Written problem
In the listing below, find every line containing "urządzenia" and copy it out.

--- Begin ---

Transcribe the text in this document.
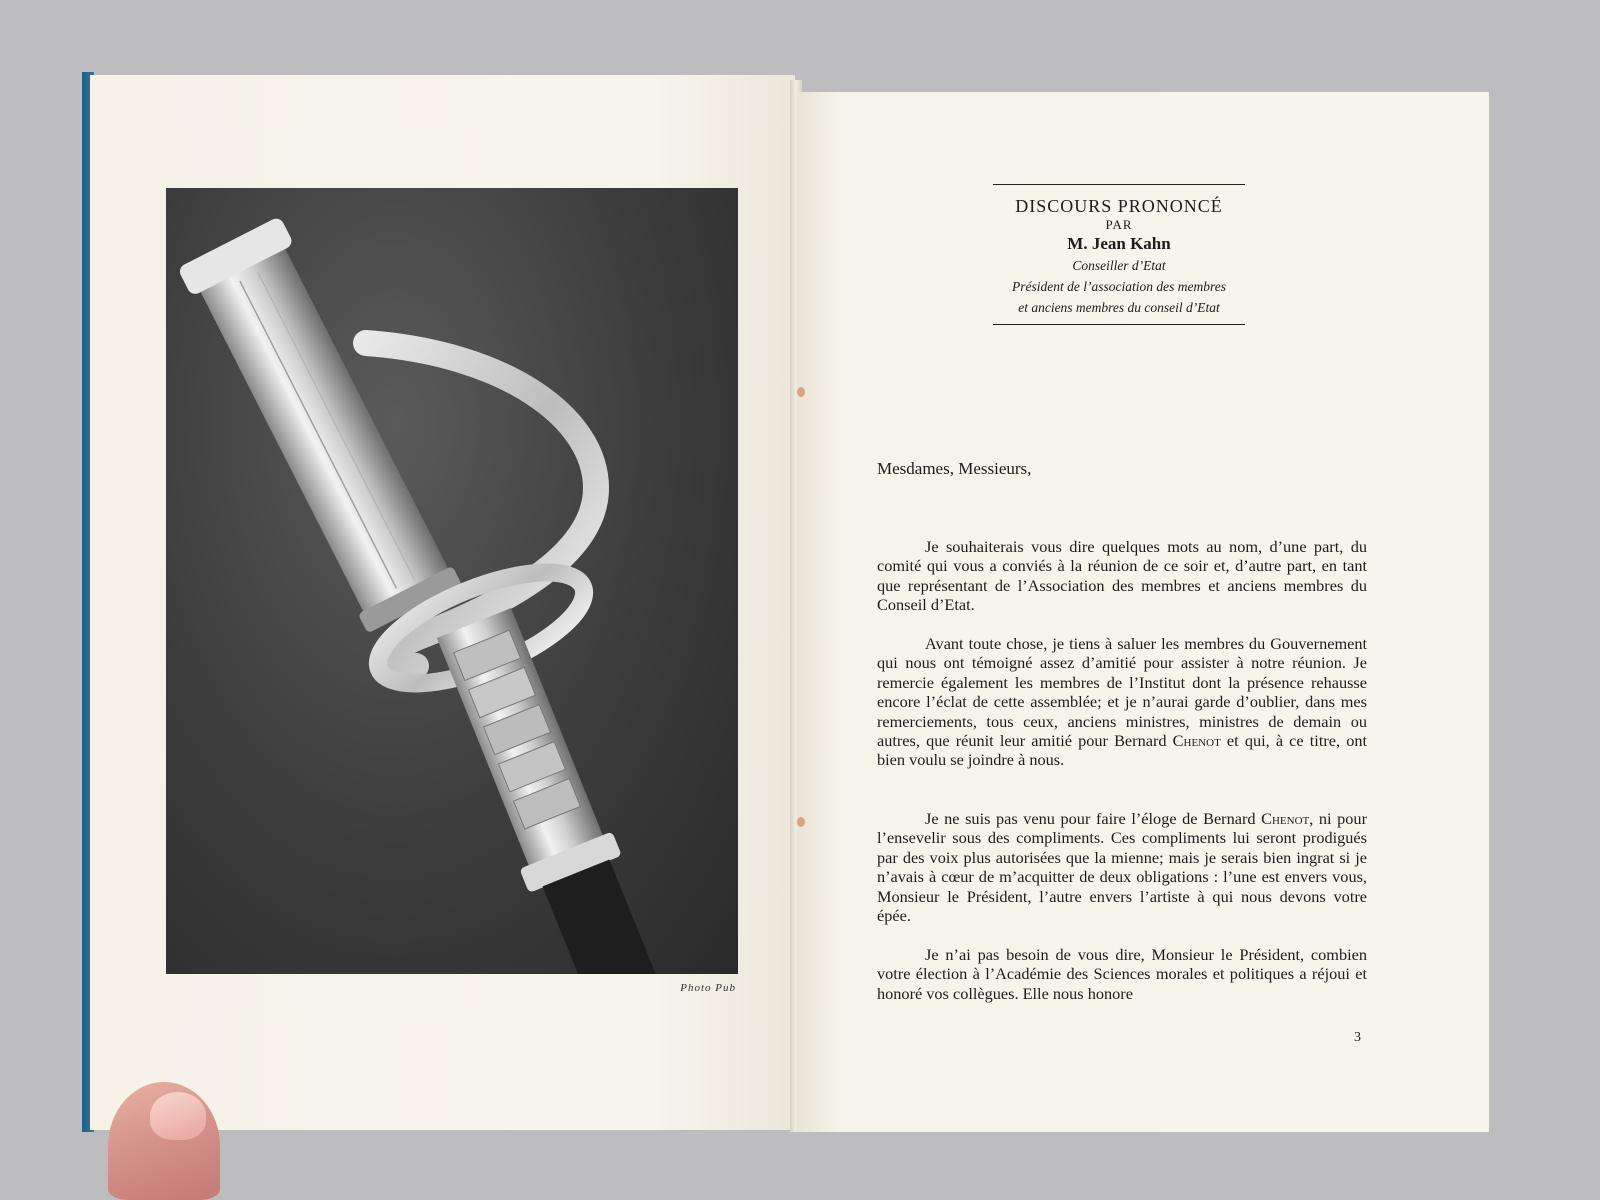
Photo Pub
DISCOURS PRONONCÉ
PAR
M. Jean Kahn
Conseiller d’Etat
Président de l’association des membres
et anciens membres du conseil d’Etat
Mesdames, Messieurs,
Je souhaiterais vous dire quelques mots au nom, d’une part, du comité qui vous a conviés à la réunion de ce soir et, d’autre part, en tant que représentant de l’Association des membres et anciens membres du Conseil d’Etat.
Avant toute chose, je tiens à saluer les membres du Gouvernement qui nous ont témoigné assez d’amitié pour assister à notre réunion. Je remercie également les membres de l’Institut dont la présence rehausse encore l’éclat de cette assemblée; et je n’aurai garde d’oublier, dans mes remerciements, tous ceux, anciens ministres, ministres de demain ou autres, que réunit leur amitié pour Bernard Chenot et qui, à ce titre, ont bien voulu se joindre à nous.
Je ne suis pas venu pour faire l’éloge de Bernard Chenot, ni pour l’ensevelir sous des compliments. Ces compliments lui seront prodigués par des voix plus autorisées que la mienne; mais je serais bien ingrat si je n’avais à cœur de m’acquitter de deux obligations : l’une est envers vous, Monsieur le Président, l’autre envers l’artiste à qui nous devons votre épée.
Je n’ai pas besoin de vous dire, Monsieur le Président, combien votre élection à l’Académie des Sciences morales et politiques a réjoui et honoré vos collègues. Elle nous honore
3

--- End ---
--- Begin ---

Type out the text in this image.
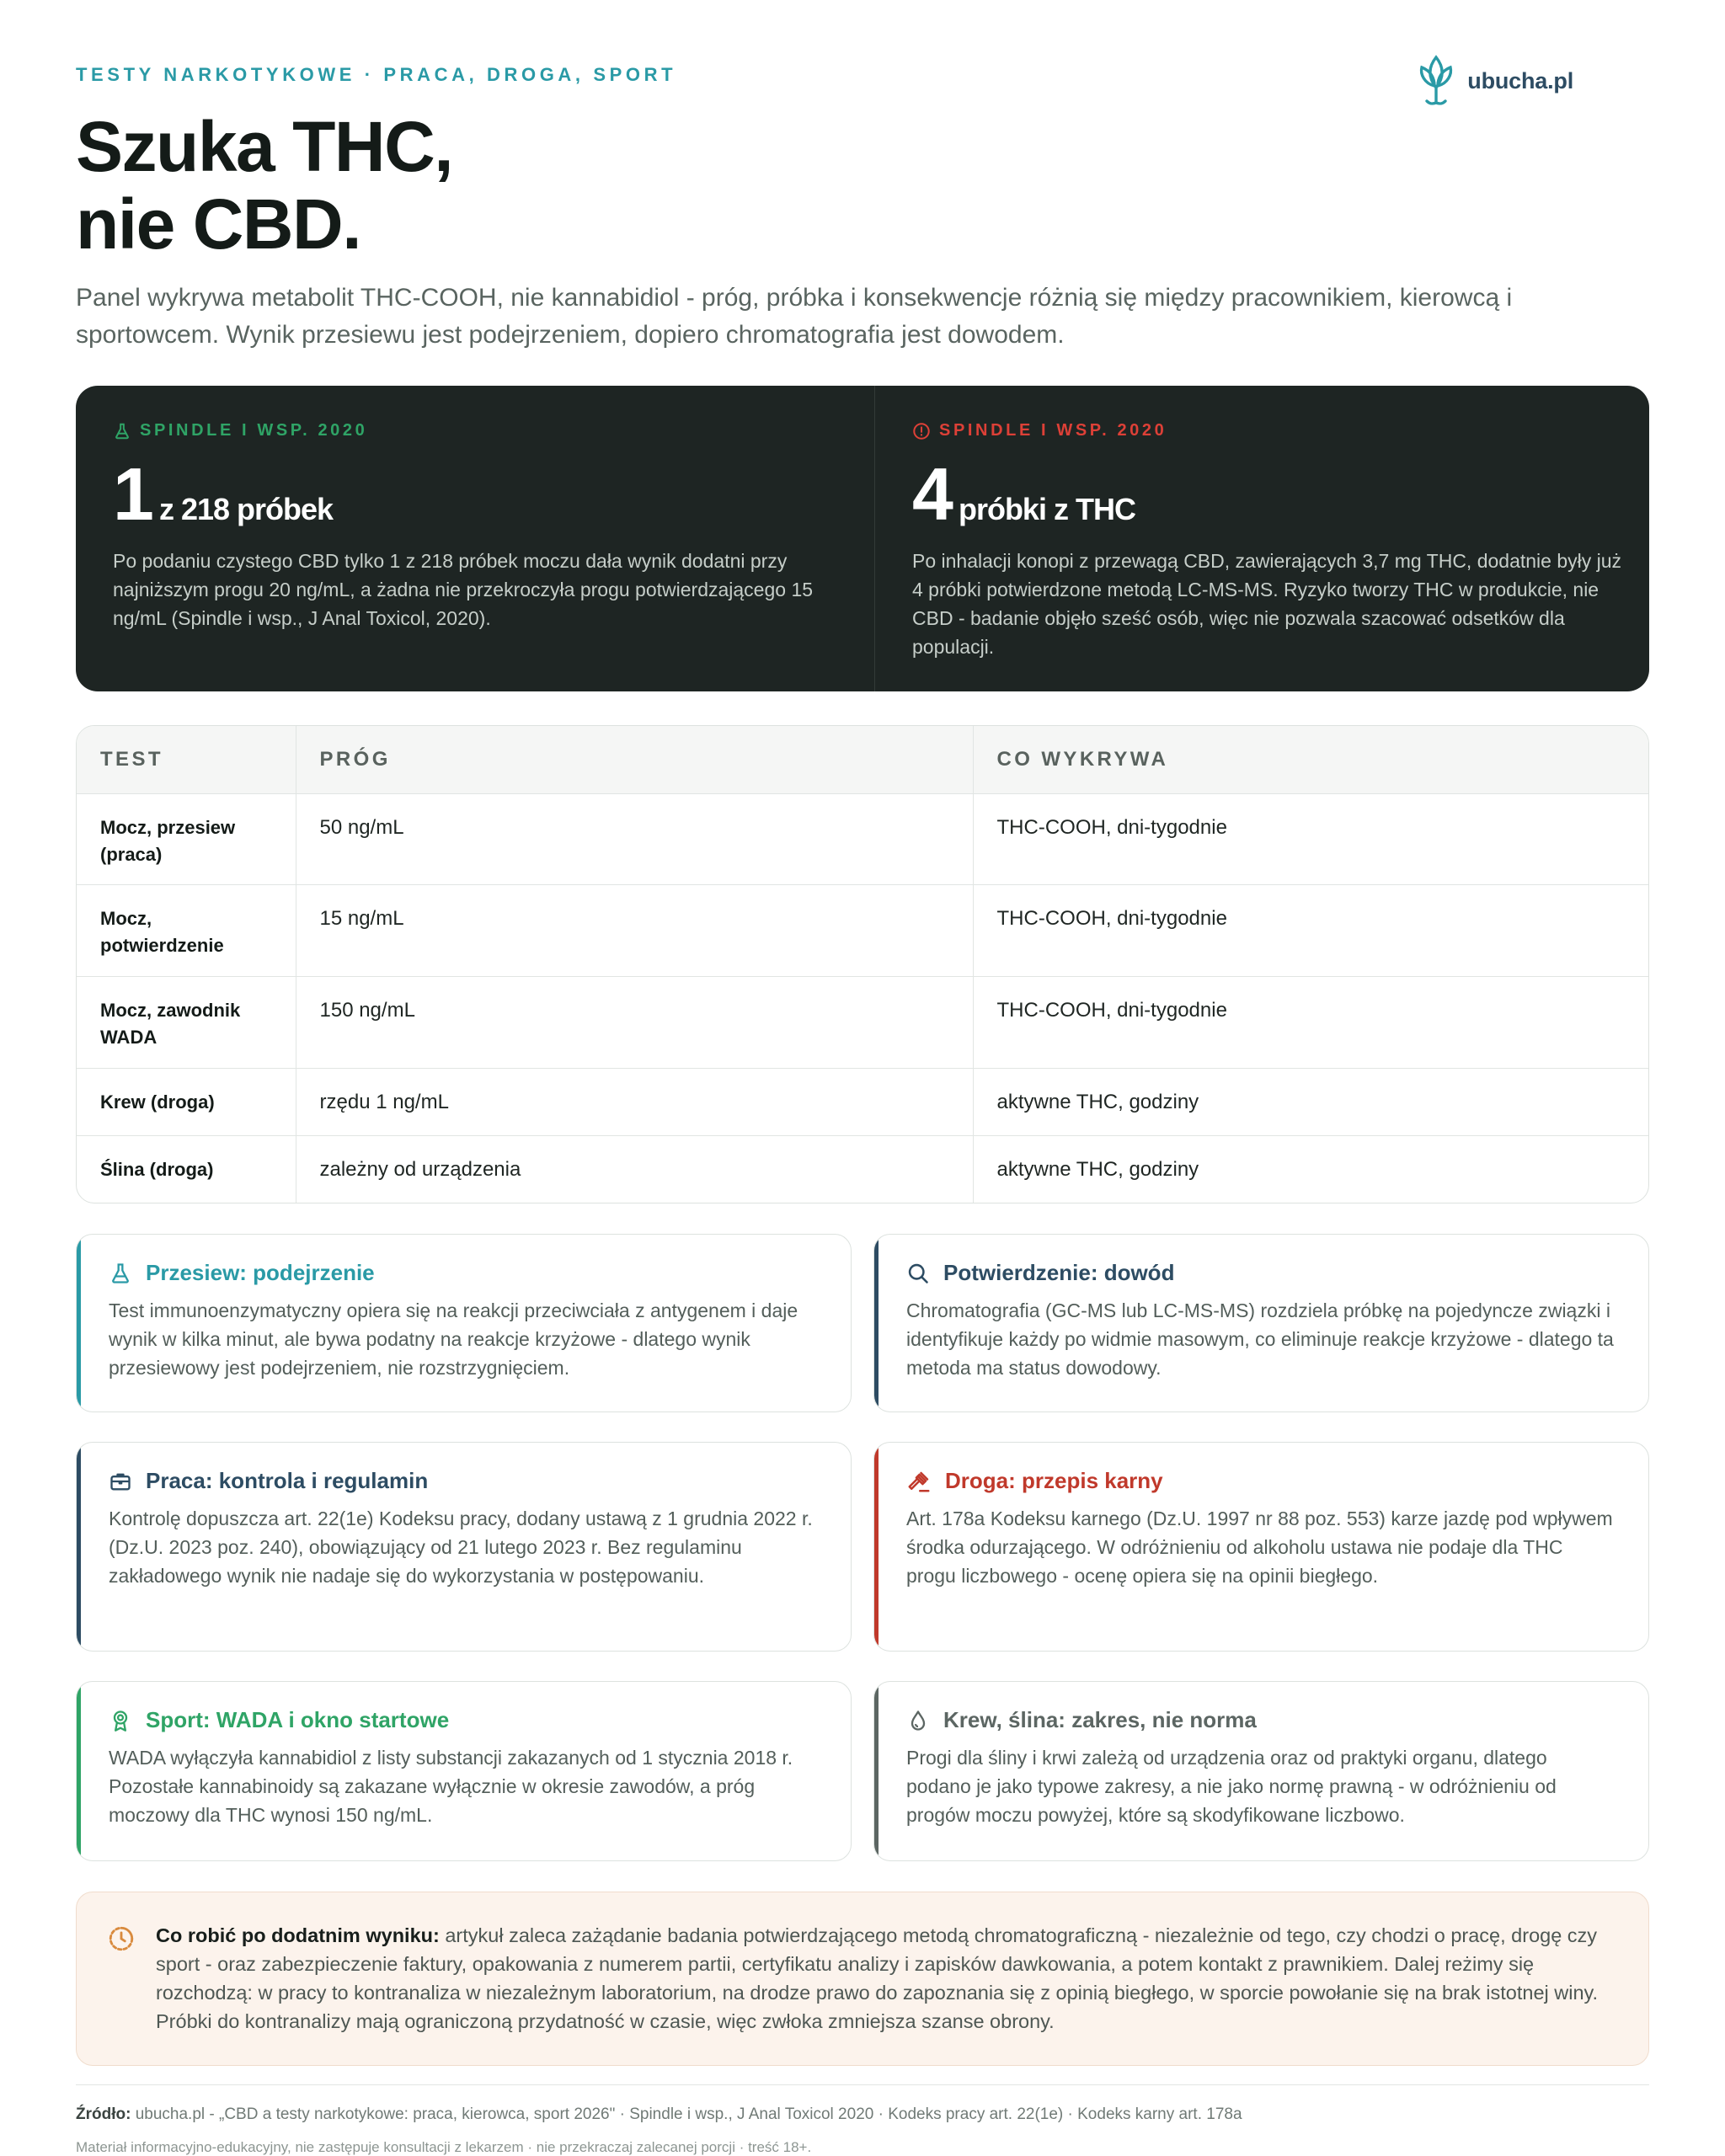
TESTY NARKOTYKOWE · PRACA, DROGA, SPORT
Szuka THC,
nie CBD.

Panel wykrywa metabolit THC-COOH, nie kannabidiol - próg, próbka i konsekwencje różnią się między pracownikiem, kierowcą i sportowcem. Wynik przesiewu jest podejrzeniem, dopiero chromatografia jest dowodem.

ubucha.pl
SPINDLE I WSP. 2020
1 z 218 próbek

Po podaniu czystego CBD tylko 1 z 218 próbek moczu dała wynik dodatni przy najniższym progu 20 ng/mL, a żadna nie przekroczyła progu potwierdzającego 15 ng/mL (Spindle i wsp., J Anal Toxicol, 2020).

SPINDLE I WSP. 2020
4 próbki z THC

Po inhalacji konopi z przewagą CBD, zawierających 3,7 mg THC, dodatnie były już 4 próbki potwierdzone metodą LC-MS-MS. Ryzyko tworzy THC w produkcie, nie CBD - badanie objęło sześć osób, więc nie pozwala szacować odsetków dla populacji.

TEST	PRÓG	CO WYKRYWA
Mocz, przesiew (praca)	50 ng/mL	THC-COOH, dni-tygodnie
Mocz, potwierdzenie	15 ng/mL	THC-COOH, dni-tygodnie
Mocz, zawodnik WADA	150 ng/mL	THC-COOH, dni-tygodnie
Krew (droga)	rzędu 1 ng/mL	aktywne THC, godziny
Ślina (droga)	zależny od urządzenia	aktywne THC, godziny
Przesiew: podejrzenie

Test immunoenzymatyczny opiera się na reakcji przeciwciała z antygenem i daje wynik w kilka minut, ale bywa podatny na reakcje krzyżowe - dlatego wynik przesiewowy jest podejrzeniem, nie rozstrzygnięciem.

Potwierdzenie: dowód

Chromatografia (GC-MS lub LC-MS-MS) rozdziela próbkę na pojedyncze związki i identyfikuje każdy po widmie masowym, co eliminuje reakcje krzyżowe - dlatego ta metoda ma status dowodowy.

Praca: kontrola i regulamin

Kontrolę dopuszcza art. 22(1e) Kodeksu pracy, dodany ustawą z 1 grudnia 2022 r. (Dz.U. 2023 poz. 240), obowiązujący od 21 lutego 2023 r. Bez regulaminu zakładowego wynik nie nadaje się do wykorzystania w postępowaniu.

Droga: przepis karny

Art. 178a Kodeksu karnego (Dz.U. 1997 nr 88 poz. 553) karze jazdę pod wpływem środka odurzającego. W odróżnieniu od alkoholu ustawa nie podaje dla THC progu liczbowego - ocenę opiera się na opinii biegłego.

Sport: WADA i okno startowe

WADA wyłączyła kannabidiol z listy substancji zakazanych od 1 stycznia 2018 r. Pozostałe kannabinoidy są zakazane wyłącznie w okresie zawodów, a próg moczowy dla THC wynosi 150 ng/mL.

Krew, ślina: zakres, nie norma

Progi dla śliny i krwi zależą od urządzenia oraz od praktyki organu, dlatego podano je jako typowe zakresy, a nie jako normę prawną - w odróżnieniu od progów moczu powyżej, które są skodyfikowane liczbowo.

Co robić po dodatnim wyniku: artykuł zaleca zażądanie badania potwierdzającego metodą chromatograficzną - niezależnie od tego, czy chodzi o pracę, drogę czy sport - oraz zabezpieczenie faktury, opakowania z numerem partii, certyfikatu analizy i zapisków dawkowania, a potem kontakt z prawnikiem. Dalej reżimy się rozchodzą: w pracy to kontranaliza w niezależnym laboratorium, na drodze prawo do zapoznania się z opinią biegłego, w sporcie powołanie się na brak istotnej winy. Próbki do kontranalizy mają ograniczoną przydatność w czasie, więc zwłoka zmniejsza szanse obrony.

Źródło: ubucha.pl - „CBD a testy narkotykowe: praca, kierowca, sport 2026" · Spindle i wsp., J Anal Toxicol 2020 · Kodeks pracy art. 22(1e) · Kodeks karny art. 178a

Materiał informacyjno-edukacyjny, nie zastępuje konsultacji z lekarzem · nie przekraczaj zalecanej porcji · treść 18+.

--- End ---
--- Begin ---

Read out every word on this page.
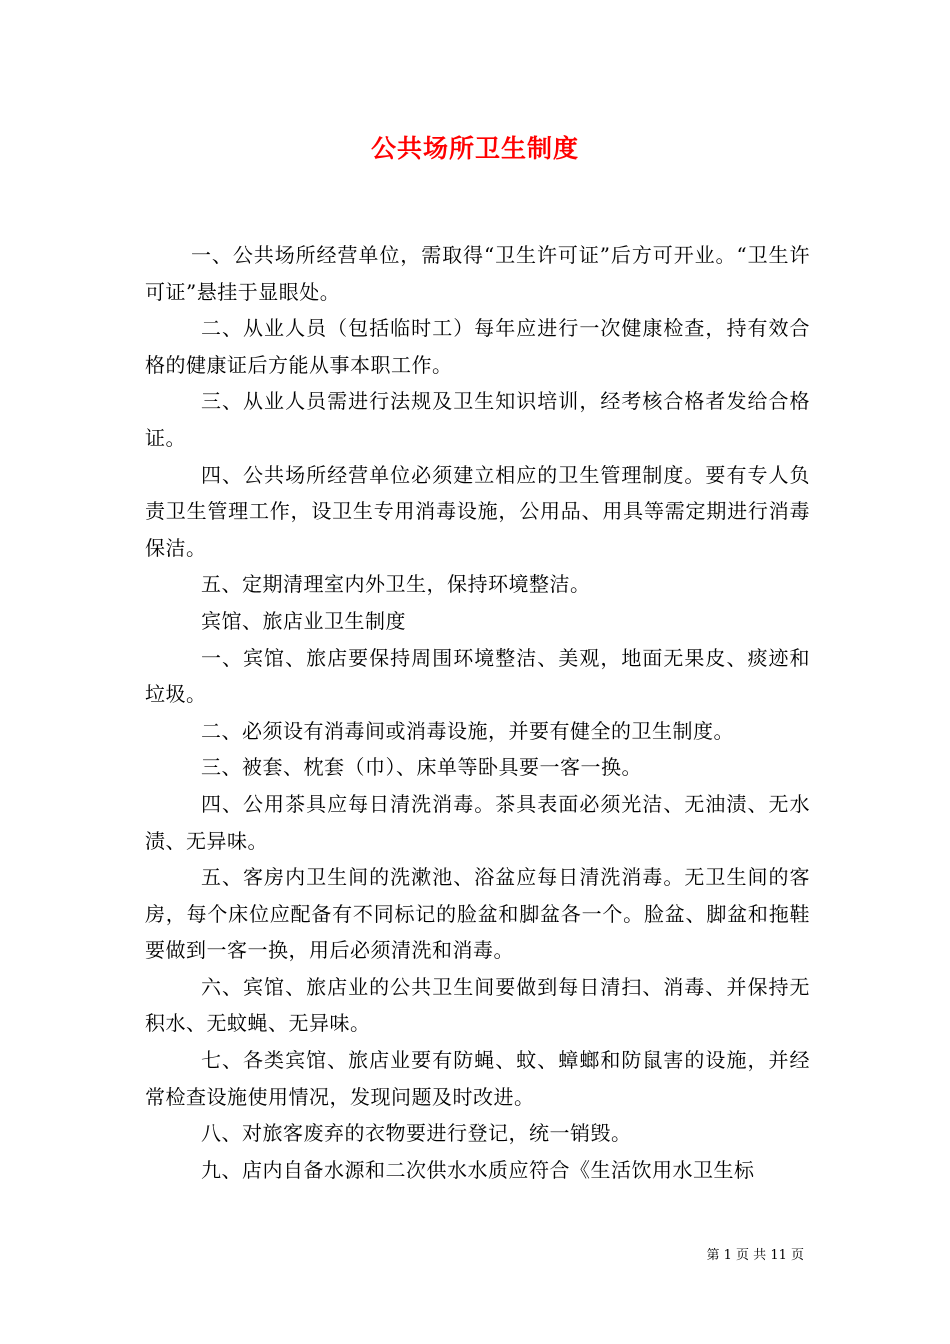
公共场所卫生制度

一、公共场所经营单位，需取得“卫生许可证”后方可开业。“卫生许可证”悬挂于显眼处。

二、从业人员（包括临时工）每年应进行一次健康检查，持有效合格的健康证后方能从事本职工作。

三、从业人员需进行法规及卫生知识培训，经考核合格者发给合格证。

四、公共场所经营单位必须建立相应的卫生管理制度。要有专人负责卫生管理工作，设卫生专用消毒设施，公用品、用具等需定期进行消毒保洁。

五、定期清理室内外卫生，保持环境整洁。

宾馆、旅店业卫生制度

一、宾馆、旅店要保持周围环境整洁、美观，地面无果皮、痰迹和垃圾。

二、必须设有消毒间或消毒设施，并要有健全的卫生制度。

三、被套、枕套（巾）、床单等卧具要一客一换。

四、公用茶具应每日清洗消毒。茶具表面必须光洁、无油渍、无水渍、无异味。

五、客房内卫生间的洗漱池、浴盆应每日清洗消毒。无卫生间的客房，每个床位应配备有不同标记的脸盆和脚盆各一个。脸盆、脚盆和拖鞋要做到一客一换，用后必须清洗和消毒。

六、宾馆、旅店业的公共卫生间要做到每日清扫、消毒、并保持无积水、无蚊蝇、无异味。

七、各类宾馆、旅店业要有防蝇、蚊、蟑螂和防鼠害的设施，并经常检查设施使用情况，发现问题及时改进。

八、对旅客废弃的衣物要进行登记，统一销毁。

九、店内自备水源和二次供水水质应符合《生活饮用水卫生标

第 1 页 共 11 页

--- End ---

Solution
Ślina (droga)	zależny od urządzenia	aktywne THC, godziny
Progi dla śliny i krwi zależą od urządzenia oraz od praktyki organu, dlatego podano je jako typowe zakresy, a nie jako normę prawną - w odróżnieniu od progów moczu powyżej, które są skodyfikowane liczbowo.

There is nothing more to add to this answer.